Figure collection entries:

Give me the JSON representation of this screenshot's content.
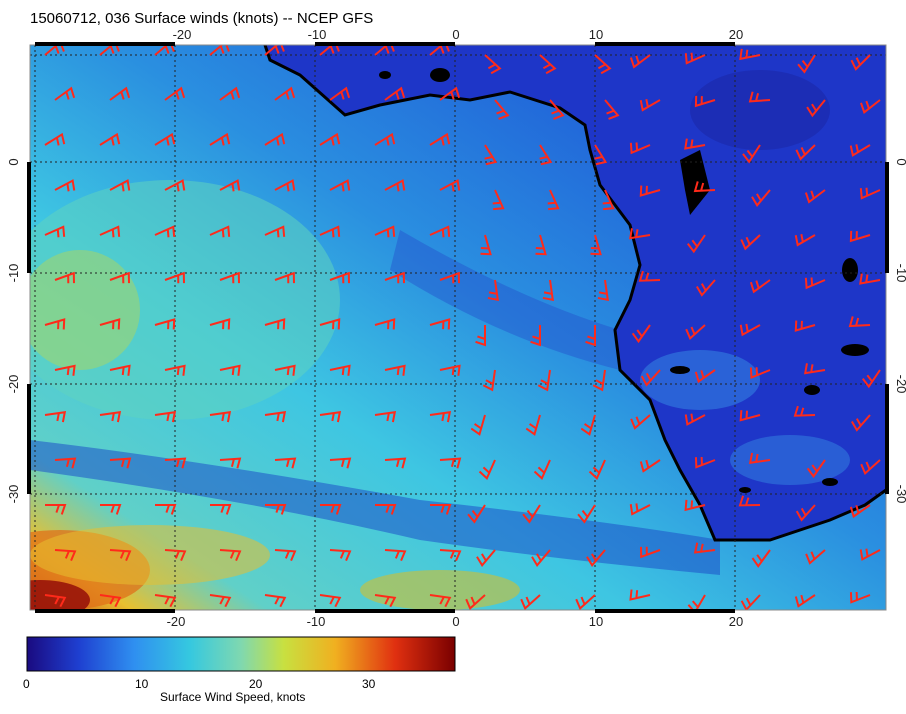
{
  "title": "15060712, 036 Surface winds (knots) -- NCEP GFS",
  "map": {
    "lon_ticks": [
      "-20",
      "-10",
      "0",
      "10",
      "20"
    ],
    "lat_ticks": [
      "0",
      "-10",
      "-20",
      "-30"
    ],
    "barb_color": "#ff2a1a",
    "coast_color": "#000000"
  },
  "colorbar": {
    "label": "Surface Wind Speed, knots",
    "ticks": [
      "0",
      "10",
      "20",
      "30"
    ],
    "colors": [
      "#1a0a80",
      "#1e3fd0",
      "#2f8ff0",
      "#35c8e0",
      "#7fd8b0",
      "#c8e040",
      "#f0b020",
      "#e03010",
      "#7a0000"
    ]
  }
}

#### TASK TO CARRY OUT:
Quote the records above in full, dropping each picture.

#### TASK OUTPUT:
Give me the JSON representation of this screenshot's content.
{
  "title": "15060712, 036 Surface winds (knots) -- NCEP GFS",
  "map": {
    "lon_ticks": [
      "-20",
      "-10",
      "0",
      "10",
      "20"
    ],
    "lat_ticks": [
      "0",
      "-10",
      "-20",
      "-30"
    ],
    "barb_color": "#ff2a1a",
    "coast_color": "#000000"
  },
  "colorbar": {
    "label": "Surface Wind Speed, knots",
    "ticks": [
      "0",
      "10",
      "20",
      "30"
    ],
    "colors": [
      "#1a0a80",
      "#1e3fd0",
      "#2f8ff0",
      "#35c8e0",
      "#7fd8b0",
      "#c8e040",
      "#f0b020",
      "#e03010",
      "#7a0000"
    ]
  }
}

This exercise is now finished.